Single out each line with the word "Ctrl" and copy it.

--- Start ---

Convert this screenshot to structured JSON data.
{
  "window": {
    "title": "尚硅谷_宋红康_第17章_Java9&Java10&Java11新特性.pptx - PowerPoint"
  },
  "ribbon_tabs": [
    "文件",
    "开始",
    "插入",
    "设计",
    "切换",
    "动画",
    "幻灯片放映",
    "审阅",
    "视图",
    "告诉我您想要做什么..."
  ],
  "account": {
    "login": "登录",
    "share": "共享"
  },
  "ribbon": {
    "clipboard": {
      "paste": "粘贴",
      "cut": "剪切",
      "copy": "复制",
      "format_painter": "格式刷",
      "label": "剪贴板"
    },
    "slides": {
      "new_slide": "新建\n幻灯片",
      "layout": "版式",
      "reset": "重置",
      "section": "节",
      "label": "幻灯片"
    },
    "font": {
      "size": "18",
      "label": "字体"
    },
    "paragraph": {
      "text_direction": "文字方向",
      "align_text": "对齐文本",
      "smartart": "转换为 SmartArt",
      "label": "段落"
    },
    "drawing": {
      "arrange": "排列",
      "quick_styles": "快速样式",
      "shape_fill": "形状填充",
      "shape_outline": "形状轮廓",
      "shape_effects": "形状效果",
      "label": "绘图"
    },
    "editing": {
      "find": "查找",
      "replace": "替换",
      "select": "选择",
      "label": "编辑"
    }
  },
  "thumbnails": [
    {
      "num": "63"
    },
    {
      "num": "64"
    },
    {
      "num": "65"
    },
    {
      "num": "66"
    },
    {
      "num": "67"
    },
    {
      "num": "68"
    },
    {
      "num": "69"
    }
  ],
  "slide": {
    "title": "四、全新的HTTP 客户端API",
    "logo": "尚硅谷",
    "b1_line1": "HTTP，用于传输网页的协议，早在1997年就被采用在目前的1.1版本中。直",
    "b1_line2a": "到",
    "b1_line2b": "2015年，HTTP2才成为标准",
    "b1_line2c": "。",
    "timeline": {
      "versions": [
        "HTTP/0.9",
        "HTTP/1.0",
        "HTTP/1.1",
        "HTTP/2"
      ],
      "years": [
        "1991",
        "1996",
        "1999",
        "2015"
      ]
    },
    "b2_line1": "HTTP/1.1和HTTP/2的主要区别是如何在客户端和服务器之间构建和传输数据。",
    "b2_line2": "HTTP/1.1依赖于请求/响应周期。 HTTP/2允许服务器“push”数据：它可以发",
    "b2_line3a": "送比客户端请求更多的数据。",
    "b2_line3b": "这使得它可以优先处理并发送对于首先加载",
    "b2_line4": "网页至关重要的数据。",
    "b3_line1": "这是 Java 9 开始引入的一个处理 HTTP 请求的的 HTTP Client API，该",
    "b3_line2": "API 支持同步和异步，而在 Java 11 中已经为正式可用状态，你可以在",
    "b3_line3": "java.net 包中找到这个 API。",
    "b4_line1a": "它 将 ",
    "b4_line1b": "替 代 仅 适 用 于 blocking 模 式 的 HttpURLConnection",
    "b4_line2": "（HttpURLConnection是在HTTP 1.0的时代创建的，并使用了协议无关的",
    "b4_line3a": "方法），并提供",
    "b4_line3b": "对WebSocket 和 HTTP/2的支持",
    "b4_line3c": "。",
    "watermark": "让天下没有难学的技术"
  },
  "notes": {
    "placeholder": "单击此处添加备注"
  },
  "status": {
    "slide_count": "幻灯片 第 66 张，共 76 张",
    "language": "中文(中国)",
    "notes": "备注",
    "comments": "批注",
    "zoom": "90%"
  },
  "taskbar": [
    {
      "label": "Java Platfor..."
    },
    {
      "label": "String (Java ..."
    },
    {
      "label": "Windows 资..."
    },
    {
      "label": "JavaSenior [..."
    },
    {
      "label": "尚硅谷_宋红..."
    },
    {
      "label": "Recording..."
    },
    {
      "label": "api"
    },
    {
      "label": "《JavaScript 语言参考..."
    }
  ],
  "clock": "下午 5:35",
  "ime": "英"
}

--- End ---
--- Start ---

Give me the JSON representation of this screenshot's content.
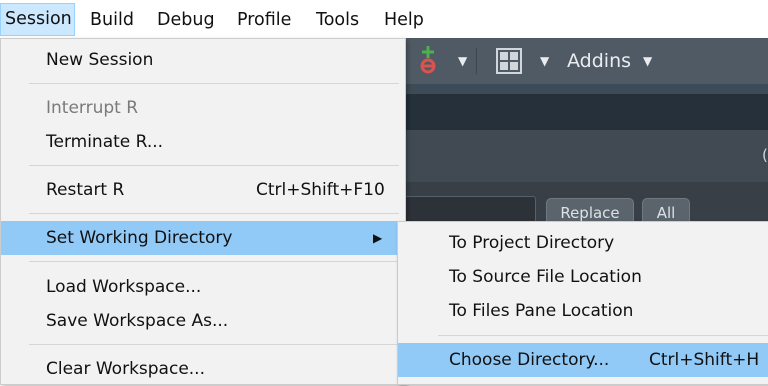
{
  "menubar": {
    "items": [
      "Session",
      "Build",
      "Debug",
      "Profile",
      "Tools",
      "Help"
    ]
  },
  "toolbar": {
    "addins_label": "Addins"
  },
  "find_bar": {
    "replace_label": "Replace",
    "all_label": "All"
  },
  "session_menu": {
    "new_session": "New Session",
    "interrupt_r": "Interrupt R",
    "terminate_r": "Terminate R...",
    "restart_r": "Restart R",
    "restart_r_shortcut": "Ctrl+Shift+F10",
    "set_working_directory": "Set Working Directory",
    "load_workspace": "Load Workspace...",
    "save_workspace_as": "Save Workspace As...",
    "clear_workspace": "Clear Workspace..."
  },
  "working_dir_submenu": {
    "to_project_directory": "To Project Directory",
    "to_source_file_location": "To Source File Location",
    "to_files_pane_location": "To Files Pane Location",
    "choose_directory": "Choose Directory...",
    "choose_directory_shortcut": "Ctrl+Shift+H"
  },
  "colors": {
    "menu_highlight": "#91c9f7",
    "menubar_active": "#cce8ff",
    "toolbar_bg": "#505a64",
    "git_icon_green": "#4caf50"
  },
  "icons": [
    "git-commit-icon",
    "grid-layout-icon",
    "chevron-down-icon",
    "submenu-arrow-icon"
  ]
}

--- End ---

:: Correct answer ::
    "restart_r_shortcut": "Ctrl+Shift+F10",
    "choose_directory_shortcut": "Ctrl+Shift+H"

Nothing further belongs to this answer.